= GIVEN INFORMATION =
---

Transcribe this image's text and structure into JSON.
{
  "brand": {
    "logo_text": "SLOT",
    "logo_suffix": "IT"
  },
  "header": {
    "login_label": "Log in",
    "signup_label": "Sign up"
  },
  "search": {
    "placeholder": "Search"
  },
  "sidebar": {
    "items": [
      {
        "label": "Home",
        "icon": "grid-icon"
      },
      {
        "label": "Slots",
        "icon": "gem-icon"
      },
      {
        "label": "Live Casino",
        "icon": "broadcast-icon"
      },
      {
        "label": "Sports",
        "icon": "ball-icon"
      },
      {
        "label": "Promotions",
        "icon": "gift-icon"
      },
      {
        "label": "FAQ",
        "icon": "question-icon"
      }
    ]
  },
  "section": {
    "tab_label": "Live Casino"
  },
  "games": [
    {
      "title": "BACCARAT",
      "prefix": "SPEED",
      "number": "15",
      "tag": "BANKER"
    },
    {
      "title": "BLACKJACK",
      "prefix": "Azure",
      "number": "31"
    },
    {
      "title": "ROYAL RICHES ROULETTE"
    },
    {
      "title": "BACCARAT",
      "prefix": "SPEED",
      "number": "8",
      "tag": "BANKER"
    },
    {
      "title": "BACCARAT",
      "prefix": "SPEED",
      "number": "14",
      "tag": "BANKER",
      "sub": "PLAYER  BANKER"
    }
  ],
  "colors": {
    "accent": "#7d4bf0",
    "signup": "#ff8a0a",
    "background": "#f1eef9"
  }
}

---

= WRITTEN REQUEST =
Which lines in the records above contain the string "BANKER"? Copy each one.

= WRITTEN RESPONSE =
      "tag": "BANKER"
      "tag": "BANKER"
      "tag": "BANKER",
      "sub": "PLAYER  BANKER"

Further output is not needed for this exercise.